***** Records provided *****

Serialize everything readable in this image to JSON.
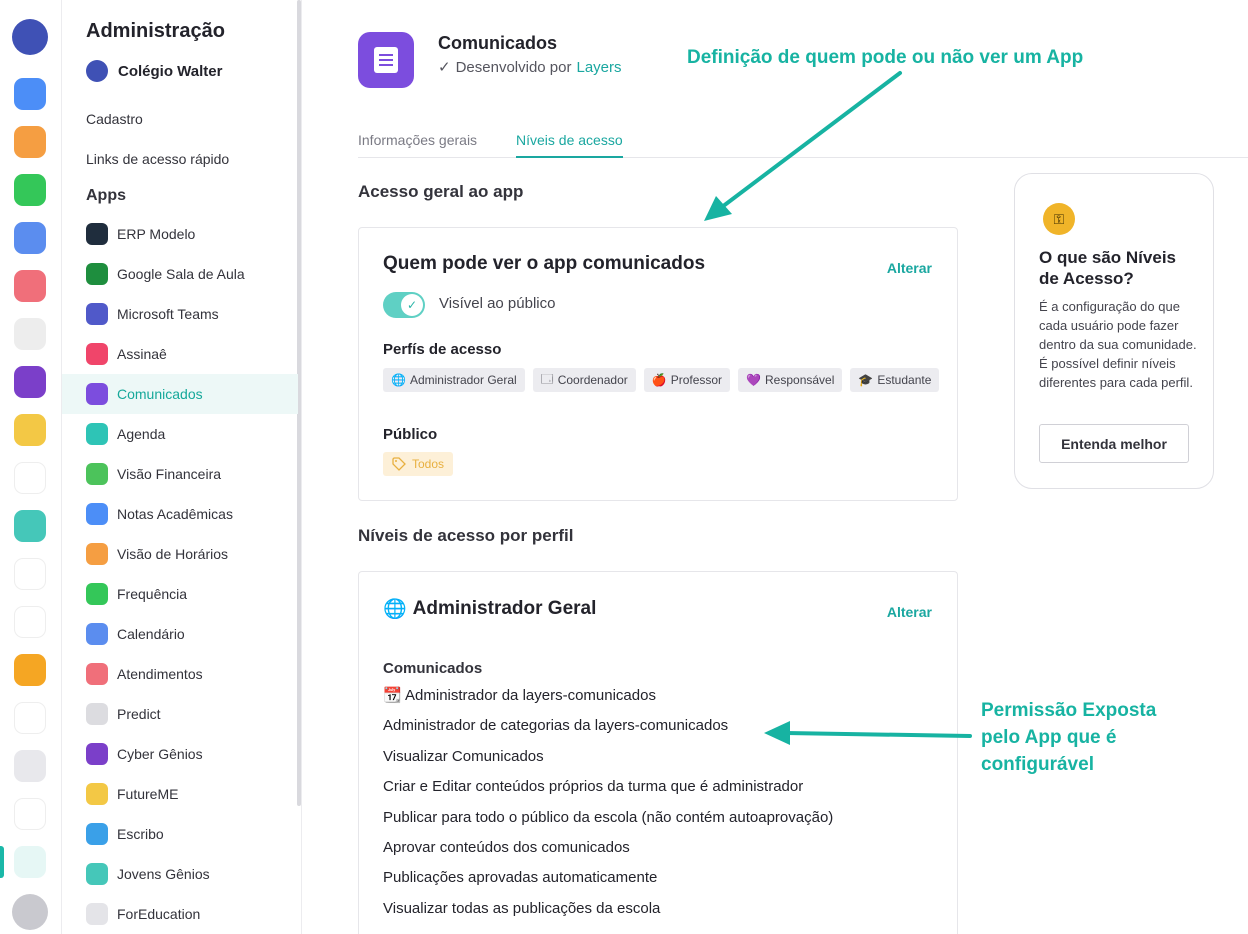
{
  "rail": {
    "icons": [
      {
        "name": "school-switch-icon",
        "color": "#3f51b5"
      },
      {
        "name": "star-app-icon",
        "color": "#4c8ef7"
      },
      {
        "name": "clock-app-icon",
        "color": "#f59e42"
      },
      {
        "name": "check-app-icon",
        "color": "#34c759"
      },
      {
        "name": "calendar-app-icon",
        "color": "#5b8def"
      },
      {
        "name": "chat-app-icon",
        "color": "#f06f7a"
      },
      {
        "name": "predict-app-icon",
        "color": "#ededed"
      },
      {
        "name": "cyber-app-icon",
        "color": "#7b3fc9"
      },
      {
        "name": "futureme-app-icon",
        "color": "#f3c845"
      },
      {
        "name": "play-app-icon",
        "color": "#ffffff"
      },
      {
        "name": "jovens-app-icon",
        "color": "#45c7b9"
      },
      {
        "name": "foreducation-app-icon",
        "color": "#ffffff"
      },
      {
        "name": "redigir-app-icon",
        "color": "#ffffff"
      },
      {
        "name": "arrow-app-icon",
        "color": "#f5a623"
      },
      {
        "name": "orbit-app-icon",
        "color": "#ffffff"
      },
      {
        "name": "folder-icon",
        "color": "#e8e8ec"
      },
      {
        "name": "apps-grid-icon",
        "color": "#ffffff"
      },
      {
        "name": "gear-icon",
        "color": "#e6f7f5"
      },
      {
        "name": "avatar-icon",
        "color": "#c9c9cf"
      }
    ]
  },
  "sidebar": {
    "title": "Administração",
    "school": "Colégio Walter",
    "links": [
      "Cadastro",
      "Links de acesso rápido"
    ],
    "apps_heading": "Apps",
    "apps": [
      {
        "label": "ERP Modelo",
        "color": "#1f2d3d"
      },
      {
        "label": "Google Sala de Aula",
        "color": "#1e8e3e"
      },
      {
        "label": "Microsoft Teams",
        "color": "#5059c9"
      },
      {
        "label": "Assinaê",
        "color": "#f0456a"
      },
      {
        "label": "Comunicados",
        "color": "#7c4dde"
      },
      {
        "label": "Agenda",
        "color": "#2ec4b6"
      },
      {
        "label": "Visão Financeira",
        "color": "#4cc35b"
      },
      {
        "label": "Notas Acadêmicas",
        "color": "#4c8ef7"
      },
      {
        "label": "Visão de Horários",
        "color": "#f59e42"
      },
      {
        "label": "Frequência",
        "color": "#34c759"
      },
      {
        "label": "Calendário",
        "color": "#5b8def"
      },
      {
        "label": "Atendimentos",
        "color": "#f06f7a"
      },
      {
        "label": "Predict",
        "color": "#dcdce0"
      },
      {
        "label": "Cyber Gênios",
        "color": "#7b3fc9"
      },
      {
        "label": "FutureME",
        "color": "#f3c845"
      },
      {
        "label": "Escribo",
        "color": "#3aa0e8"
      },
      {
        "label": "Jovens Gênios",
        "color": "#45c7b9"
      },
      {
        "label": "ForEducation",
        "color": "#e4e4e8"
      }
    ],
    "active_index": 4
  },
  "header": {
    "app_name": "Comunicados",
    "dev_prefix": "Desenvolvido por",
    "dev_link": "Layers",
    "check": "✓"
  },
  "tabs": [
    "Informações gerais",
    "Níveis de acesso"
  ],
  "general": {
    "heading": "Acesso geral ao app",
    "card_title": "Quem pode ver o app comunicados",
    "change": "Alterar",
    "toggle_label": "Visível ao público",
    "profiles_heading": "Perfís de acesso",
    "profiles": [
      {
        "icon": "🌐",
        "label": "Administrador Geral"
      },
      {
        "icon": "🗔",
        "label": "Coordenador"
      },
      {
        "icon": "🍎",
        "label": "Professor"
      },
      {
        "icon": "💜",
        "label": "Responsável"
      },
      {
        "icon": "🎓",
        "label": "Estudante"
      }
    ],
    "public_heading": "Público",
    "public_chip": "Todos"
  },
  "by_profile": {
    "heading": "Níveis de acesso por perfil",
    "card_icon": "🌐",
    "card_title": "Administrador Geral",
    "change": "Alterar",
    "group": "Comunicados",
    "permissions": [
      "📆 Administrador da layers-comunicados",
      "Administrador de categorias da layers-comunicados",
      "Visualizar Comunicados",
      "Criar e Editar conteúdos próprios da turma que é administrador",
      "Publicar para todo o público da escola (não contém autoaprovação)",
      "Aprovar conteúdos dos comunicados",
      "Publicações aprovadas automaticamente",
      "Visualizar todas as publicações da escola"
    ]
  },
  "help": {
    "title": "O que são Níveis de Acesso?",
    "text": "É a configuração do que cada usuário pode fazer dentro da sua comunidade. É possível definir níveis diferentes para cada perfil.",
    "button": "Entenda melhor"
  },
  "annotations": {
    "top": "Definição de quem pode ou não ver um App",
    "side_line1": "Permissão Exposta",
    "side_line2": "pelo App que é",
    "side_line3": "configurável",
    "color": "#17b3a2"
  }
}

*****
***** Records provided *****

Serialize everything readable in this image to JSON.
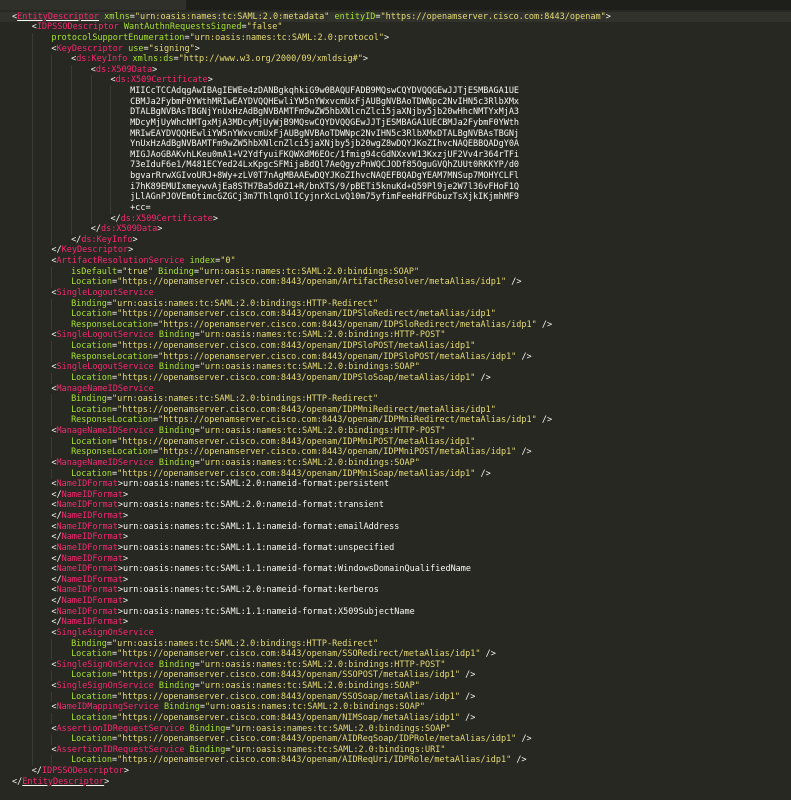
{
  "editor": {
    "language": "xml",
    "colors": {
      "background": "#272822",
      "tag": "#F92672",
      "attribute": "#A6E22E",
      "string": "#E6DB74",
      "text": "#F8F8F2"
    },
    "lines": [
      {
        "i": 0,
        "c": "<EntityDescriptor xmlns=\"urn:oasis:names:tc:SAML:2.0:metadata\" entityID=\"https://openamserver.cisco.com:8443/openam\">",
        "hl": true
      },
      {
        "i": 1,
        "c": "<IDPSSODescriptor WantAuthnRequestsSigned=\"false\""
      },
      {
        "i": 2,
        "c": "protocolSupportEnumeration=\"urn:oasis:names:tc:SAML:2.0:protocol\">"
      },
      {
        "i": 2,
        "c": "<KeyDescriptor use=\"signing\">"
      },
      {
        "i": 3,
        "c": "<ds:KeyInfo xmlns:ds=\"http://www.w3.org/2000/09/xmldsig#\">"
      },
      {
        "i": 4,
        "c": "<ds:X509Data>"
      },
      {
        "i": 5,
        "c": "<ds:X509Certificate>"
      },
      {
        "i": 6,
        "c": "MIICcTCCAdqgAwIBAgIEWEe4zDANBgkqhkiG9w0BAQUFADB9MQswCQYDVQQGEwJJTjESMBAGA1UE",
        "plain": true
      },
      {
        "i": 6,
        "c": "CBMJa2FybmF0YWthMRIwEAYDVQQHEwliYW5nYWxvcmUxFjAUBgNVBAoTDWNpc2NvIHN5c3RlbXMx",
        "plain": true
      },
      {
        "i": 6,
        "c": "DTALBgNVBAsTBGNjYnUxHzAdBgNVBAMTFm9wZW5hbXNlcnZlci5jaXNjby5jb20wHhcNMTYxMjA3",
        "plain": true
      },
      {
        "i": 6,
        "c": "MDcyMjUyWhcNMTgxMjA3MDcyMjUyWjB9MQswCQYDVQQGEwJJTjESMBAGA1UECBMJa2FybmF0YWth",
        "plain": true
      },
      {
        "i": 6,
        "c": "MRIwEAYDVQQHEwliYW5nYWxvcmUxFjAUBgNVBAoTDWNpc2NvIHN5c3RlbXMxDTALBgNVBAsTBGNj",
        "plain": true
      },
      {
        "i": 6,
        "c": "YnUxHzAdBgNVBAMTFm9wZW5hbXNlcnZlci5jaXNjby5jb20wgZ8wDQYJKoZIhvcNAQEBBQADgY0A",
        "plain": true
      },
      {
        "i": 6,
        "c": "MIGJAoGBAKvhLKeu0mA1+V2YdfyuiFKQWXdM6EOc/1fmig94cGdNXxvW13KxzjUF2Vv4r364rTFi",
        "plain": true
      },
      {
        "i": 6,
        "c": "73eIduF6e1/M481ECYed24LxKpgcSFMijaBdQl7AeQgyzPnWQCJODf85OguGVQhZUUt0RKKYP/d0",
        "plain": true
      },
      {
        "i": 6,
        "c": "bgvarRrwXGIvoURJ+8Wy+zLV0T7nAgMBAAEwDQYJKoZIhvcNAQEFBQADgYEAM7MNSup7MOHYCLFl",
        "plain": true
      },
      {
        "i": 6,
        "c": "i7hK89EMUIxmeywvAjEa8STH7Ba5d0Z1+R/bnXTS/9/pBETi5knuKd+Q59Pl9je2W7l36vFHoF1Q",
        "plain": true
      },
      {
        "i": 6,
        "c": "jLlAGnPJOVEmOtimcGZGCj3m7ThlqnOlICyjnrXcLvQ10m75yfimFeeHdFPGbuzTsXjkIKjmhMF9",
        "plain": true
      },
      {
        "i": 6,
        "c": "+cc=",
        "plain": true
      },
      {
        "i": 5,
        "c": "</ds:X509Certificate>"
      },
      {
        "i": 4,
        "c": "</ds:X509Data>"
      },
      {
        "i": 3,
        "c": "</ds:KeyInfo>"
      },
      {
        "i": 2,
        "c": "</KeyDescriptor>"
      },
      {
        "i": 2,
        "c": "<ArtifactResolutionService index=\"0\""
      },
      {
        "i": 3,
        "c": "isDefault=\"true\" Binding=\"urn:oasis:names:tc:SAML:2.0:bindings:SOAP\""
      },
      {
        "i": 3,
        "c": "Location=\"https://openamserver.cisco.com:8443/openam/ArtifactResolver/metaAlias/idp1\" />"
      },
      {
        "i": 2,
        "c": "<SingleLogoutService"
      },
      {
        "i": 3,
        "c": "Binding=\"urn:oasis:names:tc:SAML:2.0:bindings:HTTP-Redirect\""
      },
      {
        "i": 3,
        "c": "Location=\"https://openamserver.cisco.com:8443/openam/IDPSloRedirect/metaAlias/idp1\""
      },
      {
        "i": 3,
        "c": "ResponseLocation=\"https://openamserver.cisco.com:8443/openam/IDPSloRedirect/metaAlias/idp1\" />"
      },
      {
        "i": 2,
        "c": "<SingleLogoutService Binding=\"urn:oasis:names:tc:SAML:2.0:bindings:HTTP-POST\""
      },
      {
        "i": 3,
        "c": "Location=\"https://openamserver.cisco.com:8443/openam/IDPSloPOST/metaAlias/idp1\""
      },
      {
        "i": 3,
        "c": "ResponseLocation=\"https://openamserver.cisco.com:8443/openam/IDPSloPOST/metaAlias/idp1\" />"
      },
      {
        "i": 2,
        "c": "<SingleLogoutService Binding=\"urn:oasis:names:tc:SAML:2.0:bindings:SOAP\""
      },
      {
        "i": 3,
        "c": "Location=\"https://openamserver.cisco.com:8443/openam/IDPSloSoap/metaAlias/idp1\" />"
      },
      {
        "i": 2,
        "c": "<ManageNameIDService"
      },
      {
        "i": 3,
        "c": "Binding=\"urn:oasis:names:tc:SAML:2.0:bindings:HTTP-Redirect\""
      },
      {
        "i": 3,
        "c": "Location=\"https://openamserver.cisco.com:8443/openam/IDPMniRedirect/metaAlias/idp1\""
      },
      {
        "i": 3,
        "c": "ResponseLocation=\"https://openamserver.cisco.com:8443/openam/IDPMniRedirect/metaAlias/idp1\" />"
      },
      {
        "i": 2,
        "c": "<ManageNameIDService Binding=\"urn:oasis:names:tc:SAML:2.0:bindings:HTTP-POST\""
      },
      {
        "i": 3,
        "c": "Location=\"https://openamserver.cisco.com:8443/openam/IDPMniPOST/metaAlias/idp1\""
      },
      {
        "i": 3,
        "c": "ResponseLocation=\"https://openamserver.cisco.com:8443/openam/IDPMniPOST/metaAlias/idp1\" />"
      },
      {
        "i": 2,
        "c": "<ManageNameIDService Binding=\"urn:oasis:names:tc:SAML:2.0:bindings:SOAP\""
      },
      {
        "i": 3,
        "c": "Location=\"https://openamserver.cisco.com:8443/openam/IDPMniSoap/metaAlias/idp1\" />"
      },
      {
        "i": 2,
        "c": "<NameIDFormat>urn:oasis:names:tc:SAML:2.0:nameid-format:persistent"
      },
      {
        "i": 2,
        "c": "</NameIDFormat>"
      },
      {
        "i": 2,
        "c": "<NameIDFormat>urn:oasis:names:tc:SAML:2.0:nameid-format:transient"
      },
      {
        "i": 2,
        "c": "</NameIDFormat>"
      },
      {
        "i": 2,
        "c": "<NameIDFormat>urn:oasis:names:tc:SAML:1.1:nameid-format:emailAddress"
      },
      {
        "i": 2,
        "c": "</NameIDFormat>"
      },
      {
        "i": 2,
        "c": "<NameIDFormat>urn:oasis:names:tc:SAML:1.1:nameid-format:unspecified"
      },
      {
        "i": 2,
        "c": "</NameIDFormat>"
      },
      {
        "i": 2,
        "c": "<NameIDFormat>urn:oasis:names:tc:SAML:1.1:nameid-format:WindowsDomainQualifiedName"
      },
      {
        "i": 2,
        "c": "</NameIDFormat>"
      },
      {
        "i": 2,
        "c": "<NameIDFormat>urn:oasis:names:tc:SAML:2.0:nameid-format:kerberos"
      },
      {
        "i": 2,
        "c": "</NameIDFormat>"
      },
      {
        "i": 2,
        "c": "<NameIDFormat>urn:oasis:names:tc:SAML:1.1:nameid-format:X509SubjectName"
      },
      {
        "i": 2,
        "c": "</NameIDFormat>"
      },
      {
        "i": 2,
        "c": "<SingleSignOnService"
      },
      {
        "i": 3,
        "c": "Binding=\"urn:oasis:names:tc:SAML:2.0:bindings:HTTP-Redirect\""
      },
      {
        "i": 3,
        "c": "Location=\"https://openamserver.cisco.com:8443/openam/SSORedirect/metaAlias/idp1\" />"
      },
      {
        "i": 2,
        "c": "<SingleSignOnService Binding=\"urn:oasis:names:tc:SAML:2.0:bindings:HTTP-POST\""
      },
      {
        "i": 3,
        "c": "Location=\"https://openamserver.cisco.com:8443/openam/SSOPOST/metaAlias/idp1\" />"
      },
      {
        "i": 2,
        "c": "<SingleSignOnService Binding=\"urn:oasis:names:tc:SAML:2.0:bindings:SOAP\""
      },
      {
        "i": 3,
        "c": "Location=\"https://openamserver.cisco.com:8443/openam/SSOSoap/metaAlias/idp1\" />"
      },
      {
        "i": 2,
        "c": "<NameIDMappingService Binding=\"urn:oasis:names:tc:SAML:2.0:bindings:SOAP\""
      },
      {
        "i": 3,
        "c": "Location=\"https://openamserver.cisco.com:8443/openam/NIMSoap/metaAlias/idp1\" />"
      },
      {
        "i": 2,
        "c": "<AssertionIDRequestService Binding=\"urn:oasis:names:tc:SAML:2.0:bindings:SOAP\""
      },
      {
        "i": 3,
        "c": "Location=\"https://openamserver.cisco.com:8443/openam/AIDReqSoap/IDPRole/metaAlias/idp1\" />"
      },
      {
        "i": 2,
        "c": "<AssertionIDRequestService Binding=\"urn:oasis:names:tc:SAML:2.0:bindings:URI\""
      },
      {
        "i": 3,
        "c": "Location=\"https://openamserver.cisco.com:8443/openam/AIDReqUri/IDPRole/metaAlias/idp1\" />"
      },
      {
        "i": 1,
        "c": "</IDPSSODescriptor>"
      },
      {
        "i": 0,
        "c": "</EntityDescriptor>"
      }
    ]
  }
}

*****

■ **Aim of the task**:
Tally up the lines in the records containing the word "ManageNameIDService", then give the count and nothing else.

■ **Exercise answer**:
3